[Items from a dataset]
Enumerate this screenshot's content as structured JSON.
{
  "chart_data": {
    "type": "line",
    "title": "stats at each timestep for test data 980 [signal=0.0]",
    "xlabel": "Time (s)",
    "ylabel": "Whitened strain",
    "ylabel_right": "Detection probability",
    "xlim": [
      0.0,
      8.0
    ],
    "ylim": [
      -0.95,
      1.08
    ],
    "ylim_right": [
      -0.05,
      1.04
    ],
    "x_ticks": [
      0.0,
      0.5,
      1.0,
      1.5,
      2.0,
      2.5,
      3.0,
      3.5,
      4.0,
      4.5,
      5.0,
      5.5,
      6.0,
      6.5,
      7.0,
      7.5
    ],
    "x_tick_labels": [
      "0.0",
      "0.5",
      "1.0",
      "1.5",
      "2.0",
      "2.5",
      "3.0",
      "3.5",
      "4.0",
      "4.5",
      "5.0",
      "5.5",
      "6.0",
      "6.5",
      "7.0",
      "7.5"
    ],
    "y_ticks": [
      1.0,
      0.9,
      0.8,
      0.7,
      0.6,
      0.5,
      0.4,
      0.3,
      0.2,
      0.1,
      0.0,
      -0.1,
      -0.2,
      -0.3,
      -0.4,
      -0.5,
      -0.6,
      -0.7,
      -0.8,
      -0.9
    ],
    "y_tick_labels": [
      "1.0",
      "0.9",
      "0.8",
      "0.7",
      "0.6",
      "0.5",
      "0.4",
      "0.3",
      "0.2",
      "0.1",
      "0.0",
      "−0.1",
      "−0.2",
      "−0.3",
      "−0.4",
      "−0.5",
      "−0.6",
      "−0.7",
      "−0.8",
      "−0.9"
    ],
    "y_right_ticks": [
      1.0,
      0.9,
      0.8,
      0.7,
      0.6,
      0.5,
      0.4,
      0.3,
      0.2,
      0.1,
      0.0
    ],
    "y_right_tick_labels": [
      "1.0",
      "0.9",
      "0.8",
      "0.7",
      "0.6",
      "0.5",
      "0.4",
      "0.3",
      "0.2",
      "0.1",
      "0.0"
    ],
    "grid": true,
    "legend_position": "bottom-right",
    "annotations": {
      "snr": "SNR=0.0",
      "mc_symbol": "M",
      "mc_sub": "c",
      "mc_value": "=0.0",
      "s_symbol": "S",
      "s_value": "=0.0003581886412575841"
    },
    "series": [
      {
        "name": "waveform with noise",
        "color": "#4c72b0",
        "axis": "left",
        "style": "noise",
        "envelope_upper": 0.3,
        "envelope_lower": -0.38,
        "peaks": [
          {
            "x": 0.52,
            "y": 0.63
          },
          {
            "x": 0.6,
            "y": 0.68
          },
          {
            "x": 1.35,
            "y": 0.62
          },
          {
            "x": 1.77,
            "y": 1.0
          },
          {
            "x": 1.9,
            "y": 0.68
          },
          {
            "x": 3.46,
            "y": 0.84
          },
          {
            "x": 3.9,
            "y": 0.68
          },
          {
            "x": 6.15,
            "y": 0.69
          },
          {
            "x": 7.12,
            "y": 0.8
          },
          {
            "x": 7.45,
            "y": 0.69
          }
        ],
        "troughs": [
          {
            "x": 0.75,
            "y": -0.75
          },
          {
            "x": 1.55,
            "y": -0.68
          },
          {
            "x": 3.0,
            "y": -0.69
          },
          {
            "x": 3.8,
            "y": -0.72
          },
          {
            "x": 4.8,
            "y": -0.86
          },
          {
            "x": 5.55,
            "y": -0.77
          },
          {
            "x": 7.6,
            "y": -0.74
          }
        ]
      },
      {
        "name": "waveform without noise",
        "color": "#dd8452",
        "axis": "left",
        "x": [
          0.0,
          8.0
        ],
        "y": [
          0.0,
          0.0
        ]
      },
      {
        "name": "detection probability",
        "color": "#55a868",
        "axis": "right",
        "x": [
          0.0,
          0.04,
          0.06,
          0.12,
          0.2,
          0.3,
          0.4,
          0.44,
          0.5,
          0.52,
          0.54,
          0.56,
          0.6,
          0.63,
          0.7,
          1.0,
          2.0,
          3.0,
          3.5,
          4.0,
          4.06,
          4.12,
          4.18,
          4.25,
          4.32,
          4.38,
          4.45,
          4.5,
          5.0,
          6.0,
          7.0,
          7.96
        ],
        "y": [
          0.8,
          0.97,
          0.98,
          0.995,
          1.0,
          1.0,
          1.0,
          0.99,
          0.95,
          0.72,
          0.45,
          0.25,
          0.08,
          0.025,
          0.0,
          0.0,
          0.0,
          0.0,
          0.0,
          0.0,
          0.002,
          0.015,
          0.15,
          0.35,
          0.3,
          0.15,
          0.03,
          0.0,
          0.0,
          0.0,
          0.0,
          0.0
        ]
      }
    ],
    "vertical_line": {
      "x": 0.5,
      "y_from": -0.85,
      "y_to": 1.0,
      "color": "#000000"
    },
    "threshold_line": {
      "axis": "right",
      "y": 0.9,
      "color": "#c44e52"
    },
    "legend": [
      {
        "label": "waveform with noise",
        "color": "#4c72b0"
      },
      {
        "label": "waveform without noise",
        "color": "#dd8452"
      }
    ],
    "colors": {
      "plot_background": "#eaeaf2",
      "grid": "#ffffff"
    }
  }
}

INSTRUCTION: Find the lines above holding the word "probability" and show them.

EXPECTED ANSWER:
    "ylabel_right": "Detection probability",
        "name": "detection probability",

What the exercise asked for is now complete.